■ **Exercise task**
Leave out the pictures, then reproduce the rest of the material exactly.

■ **Records shown**
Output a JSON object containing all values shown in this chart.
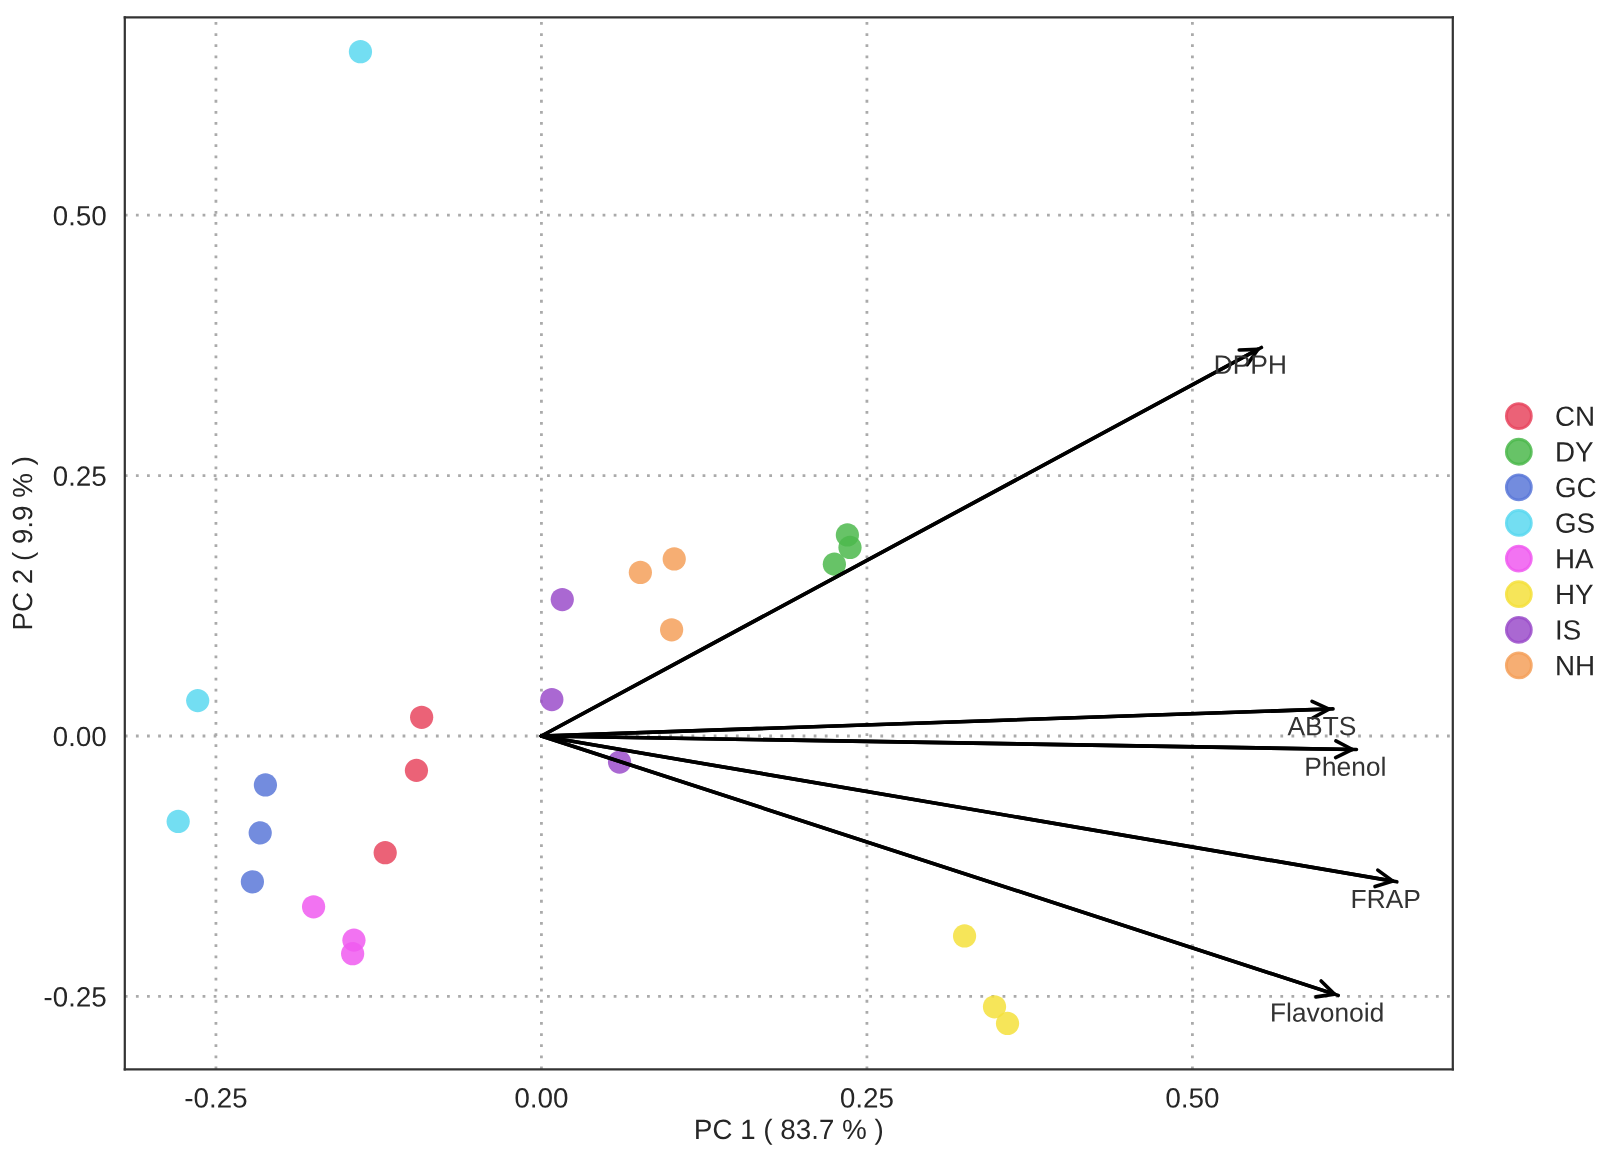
{
  "chart_data": {
    "type": "scatter",
    "xlabel": "PC 1 ( 83.7 % )",
    "ylabel": "PC 2 ( 9.9 % )",
    "xlim": [
      -0.32,
      0.7
    ],
    "ylim": [
      -0.32,
      0.69
    ],
    "xticks": [
      {
        "value": -0.25,
        "label": "-0.25"
      },
      {
        "value": 0,
        "label": "0.00"
      },
      {
        "value": 0.25,
        "label": "0.25"
      },
      {
        "value": 0.5,
        "label": "0.50"
      }
    ],
    "yticks": [
      {
        "value": -0.25,
        "label": "-0.25"
      },
      {
        "value": 0,
        "label": "0.00"
      },
      {
        "value": 0.25,
        "label": "0.25"
      },
      {
        "value": 0.5,
        "label": "0.50"
      }
    ],
    "grid": true,
    "legend": "right",
    "marker": "circle",
    "series": [
      {
        "name": "CN",
        "color": "#e8475f",
        "x": [
          -0.092,
          -0.096,
          -0.12
        ],
        "values": [
          0.018,
          -0.033,
          -0.112
        ]
      },
      {
        "name": "DY",
        "color": "#4cb84c",
        "x": [
          0.235,
          0.237,
          0.225
        ],
        "values": [
          0.193,
          0.181,
          0.165
        ]
      },
      {
        "name": "GC",
        "color": "#5a78d8",
        "x": [
          -0.212,
          -0.216,
          -0.222
        ],
        "values": [
          -0.047,
          -0.093,
          -0.14
        ]
      },
      {
        "name": "GS",
        "color": "#5ad8f0",
        "x": [
          -0.264,
          -0.279,
          -0.139
        ],
        "values": [
          0.034,
          -0.082,
          0.657
        ]
      },
      {
        "name": "HA",
        "color": "#f05af0",
        "x": [
          -0.175,
          -0.144,
          -0.145
        ],
        "values": [
          -0.164,
          -0.196,
          -0.209
        ]
      },
      {
        "name": "HY",
        "color": "#f5e13c",
        "x": [
          0.325,
          0.348,
          0.358
        ],
        "values": [
          -0.192,
          -0.26,
          -0.276
        ]
      },
      {
        "name": "IS",
        "color": "#9b4dca",
        "x": [
          0.016,
          0.008,
          0.06
        ],
        "values": [
          0.131,
          0.035,
          -0.025
        ]
      },
      {
        "name": "NH",
        "color": "#f5a05a",
        "x": [
          0.076,
          0.102,
          0.1
        ],
        "values": [
          0.157,
          0.17,
          0.102
        ]
      },
      {
        "name": "DPPH",
        "type": "line",
        "marker": "none",
        "color": "#000000",
        "x": [
          0,
          0.553
        ],
        "values": [
          0,
          0.373
        ]
      },
      {
        "name": "ABTS",
        "type": "line",
        "marker": "none",
        "color": "#000000",
        "x": [
          0,
          0.608
        ],
        "values": [
          0,
          0.026
        ]
      },
      {
        "name": "Phenol",
        "type": "line",
        "marker": "none",
        "color": "#000000",
        "x": [
          0,
          0.626
        ],
        "values": [
          0,
          -0.013
        ]
      },
      {
        "name": "FRAP",
        "type": "line",
        "marker": "none",
        "color": "#000000",
        "x": [
          0,
          0.657
        ],
        "values": [
          0,
          -0.14
        ]
      },
      {
        "name": "Flavonoid",
        "type": "line",
        "marker": "none",
        "color": "#000000",
        "x": [
          0,
          0.612
        ],
        "values": [
          0,
          -0.249
        ]
      }
    ]
  }
}
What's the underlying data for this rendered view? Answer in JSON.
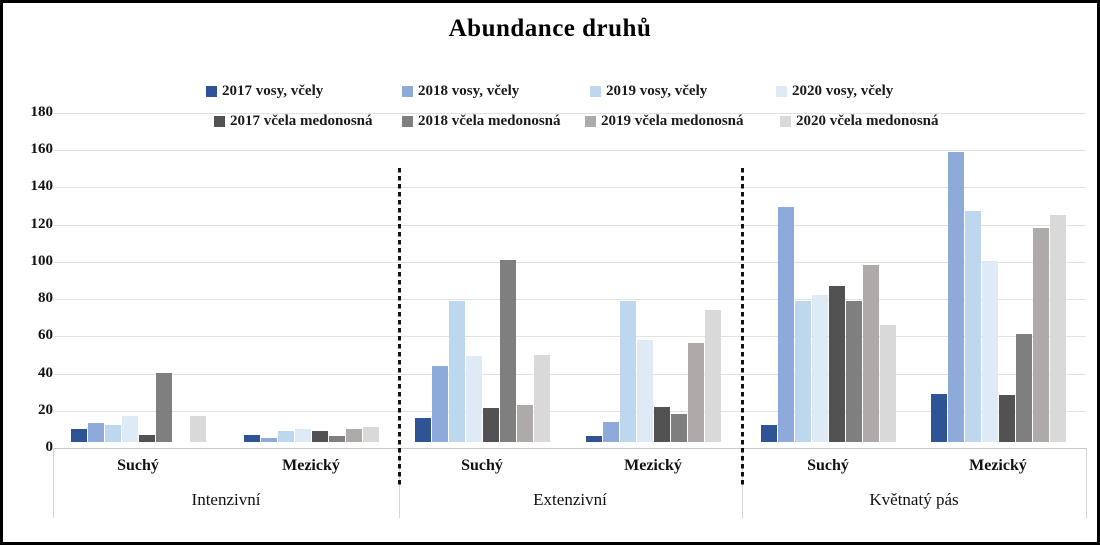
{
  "title": "Abundance druhů",
  "chart_data": {
    "type": "bar",
    "title": "Abundance druhů",
    "xlabel": "",
    "ylabel": "",
    "grid": true,
    "legend_position": "top",
    "y_axis": {
      "min": 0,
      "max": 180,
      "step": 20,
      "ticks": [
        "0",
        "20",
        "40",
        "60",
        "80",
        "100",
        "120",
        "140",
        "160",
        "180"
      ]
    },
    "series": [
      {
        "name": "2017 vosy, včely",
        "color": "#2F5496"
      },
      {
        "name": "2018 vosy, včely",
        "color": "#8EAADB"
      },
      {
        "name": "2019 vosy, včely",
        "color": "#BDD7EE"
      },
      {
        "name": "2020 vosy, včely",
        "color": "#DEEAF6"
      },
      {
        "name": "2017 včela medonosná",
        "color": "#525252"
      },
      {
        "name": "2018 včela medonosná",
        "color": "#7F7F7F"
      },
      {
        "name": "2019 včela medonosná",
        "color": "#AEAAAA"
      },
      {
        "name": "2020 včela medonosná",
        "color": "#D9D9D9"
      }
    ],
    "group_labels": [
      "Intenzivní",
      "Extenzivní",
      "Květnatý pás"
    ],
    "clusters": [
      {
        "group": "Intenzivní",
        "category": "Suchý",
        "values": [
          7,
          10,
          9,
          14,
          4,
          37,
          0,
          14
        ]
      },
      {
        "group": "Intenzivní",
        "category": "Mezický",
        "values": [
          4,
          2,
          6,
          7,
          6,
          3,
          7,
          8
        ]
      },
      {
        "group": "Extenzivní",
        "category": "Suchý",
        "values": [
          13,
          41,
          76,
          46,
          18,
          98,
          20,
          47
        ]
      },
      {
        "group": "Extenzivní",
        "category": "Mezický",
        "values": [
          3,
          11,
          76,
          55,
          19,
          15,
          53,
          71
        ]
      },
      {
        "group": "Květnatý pás",
        "category": "Suchý",
        "values": [
          9,
          126,
          76,
          79,
          84,
          76,
          95,
          63
        ]
      },
      {
        "group": "Květnatý pás",
        "category": "Mezický",
        "values": [
          26,
          156,
          124,
          97,
          25,
          58,
          115,
          122
        ]
      }
    ]
  }
}
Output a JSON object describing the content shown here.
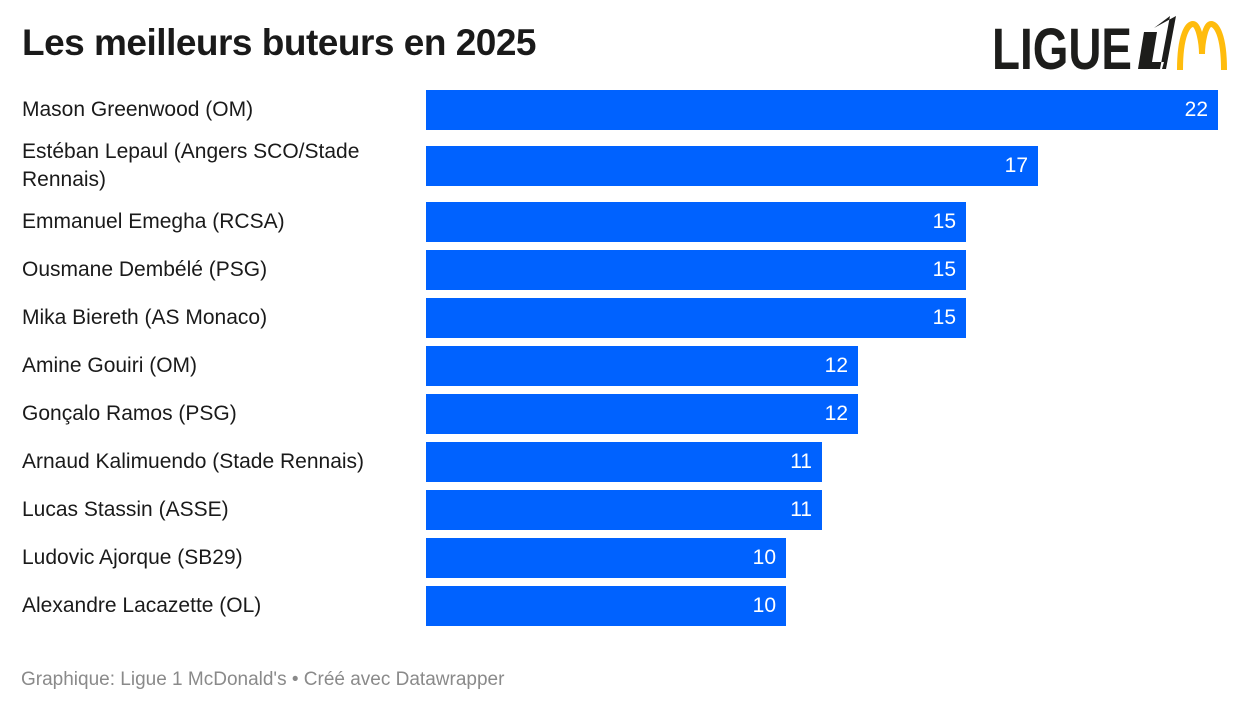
{
  "chart_data": {
    "type": "bar",
    "orientation": "horizontal",
    "title": "Les meilleurs buteurs en 2025",
    "categories": [
      "Mason Greenwood (OM)",
      "Estéban Lepaul (Angers SCO/Stade Rennais)",
      "Emmanuel Emegha (RCSA)",
      "Ousmane Dembélé (PSG)",
      "Mika Biereth (AS Monaco)",
      "Amine Gouiri (OM)",
      "Gonçalo Ramos (PSG)",
      "Arnaud Kalimuendo (Stade Rennais)",
      "Lucas Stassin (ASSE)",
      "Ludovic Ajorque (SB29)",
      "Alexandre Lacazette (OL)"
    ],
    "values": [
      22,
      17,
      15,
      15,
      15,
      12,
      12,
      11,
      11,
      10,
      10
    ],
    "xlim": [
      0,
      22
    ],
    "grid": false,
    "bar_color": "#0062ff"
  },
  "logo": {
    "text": "LIGUE 1 McDonald's",
    "colors": {
      "ligue": "#1d1d1b",
      "arches": "#ffbc0d"
    }
  },
  "footer": "Graphique: Ligue 1 McDonald's • Créé avec Datawrapper"
}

■ **Solution for this problem**
Output a JSON object containing all values shown in this chart.
{
  "chart_data": {
    "type": "scatter",
    "xlabel": "PC 1 ( 83.7 % )",
    "ylabel": "PC 2 ( 9.9 % )",
    "xlim": [
      -0.32,
      0.7
    ],
    "ylim": [
      -0.32,
      0.69
    ],
    "xticks": [
      {
        "value": -0.25,
        "label": "-0.25"
      },
      {
        "value": 0,
        "label": "0.00"
      },
      {
        "value": 0.25,
        "label": "0.25"
      },
      {
        "value": 0.5,
        "label": "0.50"
      }
    ],
    "yticks": [
      {
        "value": -0.25,
        "label": "-0.25"
      },
      {
        "value": 0,
        "label": "0.00"
      },
      {
        "value": 0.25,
        "label": "0.25"
      },
      {
        "value": 0.5,
        "label": "0.50"
      }
    ],
    "grid": true,
    "legend": "right",
    "marker": "circle",
    "series": [
      {
        "name": "CN",
        "color": "#e8475f",
        "x": [
          -0.092,
          -0.096,
          -0.12
        ],
        "values": [
          0.018,
          -0.033,
          -0.112
        ]
      },
      {
        "name": "DY",
        "color": "#4cb84c",
        "x": [
          0.235,
          0.237,
          0.225
        ],
        "values": [
          0.193,
          0.181,
          0.165
        ]
      },
      {
        "name": "GC",
        "color": "#5a78d8",
        "x": [
          -0.212,
          -0.216,
          -0.222
        ],
        "values": [
          -0.047,
          -0.093,
          -0.14
        ]
      },
      {
        "name": "GS",
        "color": "#5ad8f0",
        "x": [
          -0.264,
          -0.279,
          -0.139
        ],
        "values": [
          0.034,
          -0.082,
          0.657
        ]
      },
      {
        "name": "HA",
        "color": "#f05af0",
        "x": [
          -0.175,
          -0.144,
          -0.145
        ],
        "values": [
          -0.164,
          -0.196,
          -0.209
        ]
      },
      {
        "name": "HY",
        "color": "#f5e13c",
        "x": [
          0.325,
          0.348,
          0.358
        ],
        "values": [
          -0.192,
          -0.26,
          -0.276
        ]
      },
      {
        "name": "IS",
        "color": "#9b4dca",
        "x": [
          0.016,
          0.008,
          0.06
        ],
        "values": [
          0.131,
          0.035,
          -0.025
        ]
      },
      {
        "name": "NH",
        "color": "#f5a05a",
        "x": [
          0.076,
          0.102,
          0.1
        ],
        "values": [
          0.157,
          0.17,
          0.102
        ]
      },
      {
        "name": "DPPH",
        "type": "line",
        "marker": "none",
        "color": "#000000",
        "x": [
          0,
          0.553
        ],
        "values": [
          0,
          0.373
        ]
      },
      {
        "name": "ABTS",
        "type": "line",
        "marker": "none",
        "color": "#000000",
        "x": [
          0,
          0.608
        ],
        "values": [
          0,
          0.026
        ]
      },
      {
        "name": "Phenol",
        "type": "line",
        "marker": "none",
        "color": "#000000",
        "x": [
          0,
          0.626
        ],
        "values": [
          0,
          -0.013
        ]
      },
      {
        "name": "FRAP",
        "type": "line",
        "marker": "none",
        "color": "#000000",
        "x": [
          0,
          0.657
        ],
        "values": [
          0,
          -0.14
        ]
      },
      {
        "name": "Flavonoid",
        "type": "line",
        "marker": "none",
        "color": "#000000",
        "x": [
          0,
          0.612
        ],
        "values": [
          0,
          -0.249
        ]
      }
    ]
  }
}
What's the underlying data for this rendered view? Answer in JSON.
{
  "title": "Abundance druhů",
  "chart_data": {
    "type": "bar",
    "title": "Abundance druhů",
    "xlabel": "",
    "ylabel": "",
    "grid": true,
    "legend_position": "top",
    "y_axis": {
      "min": 0,
      "max": 180,
      "step": 20,
      "ticks": [
        "0",
        "20",
        "40",
        "60",
        "80",
        "100",
        "120",
        "140",
        "160",
        "180"
      ]
    },
    "series": [
      {
        "name": "2017 vosy, včely",
        "color": "#2F5496"
      },
      {
        "name": "2018 vosy, včely",
        "color": "#8EAADB"
      },
      {
        "name": "2019 vosy, včely",
        "color": "#BDD7EE"
      },
      {
        "name": "2020 vosy, včely",
        "color": "#DEEAF6"
      },
      {
        "name": "2017 včela medonosná",
        "color": "#525252"
      },
      {
        "name": "2018 včela medonosná",
        "color": "#7F7F7F"
      },
      {
        "name": "2019 včela medonosná",
        "color": "#AEAAAA"
      },
      {
        "name": "2020 včela medonosná",
        "color": "#D9D9D9"
      }
    ],
    "group_labels": [
      "Intenzivní",
      "Extenzivní",
      "Květnatý pás"
    ],
    "clusters": [
      {
        "group": "Intenzivní",
        "category": "Suchý",
        "values": [
          7,
          10,
          9,
          14,
          4,
          37,
          0,
          14
        ]
      },
      {
        "group": "Intenzivní",
        "category": "Mezický",
        "values": [
          4,
          2,
          6,
          7,
          6,
          3,
          7,
          8
        ]
      },
      {
        "group": "Extenzivní",
        "category": "Suchý",
        "values": [
          13,
          41,
          76,
          46,
          18,
          98,
          20,
          47
        ]
      },
      {
        "group": "Extenzivní",
        "category": "Mezický",
        "values": [
          3,
          11,
          76,
          55,
          19,
          15,
          53,
          71
        ]
      },
      {
        "group": "Květnatý pás",
        "category": "Suchý",
        "values": [
          9,
          126,
          76,
          79,
          84,
          76,
          95,
          63
        ]
      },
      {
        "group": "Květnatý pás",
        "category": "Mezický",
        "values": [
          26,
          156,
          124,
          97,
          25,
          58,
          115,
          122
        ]
      }
    ]
  }
}
Output a JSON object describing the content shown here.
{
  "chart_data": {
    "type": "bar",
    "orientation": "horizontal",
    "title": "Les meilleurs buteurs en 2025",
    "categories": [
      "Mason Greenwood (OM)",
      "Estéban Lepaul (Angers SCO/Stade Rennais)",
      "Emmanuel Emegha (RCSA)",
      "Ousmane Dembélé (PSG)",
      "Mika Biereth (AS Monaco)",
      "Amine Gouiri (OM)",
      "Gonçalo Ramos (PSG)",
      "Arnaud Kalimuendo (Stade Rennais)",
      "Lucas Stassin (ASSE)",
      "Ludovic Ajorque (SB29)",
      "Alexandre Lacazette (OL)"
    ],
    "values": [
      22,
      17,
      15,
      15,
      15,
      12,
      12,
      11,
      11,
      10,
      10
    ],
    "xlim": [
      0,
      22
    ],
    "grid": false,
    "bar_color": "#0062ff"
  },
  "logo": {
    "text": "LIGUE 1 McDonald's",
    "colors": {
      "ligue": "#1d1d1b",
      "arches": "#ffbc0d"
    }
  },
  "footer": "Graphique: Ligue 1 McDonald's • Créé avec Datawrapper"
}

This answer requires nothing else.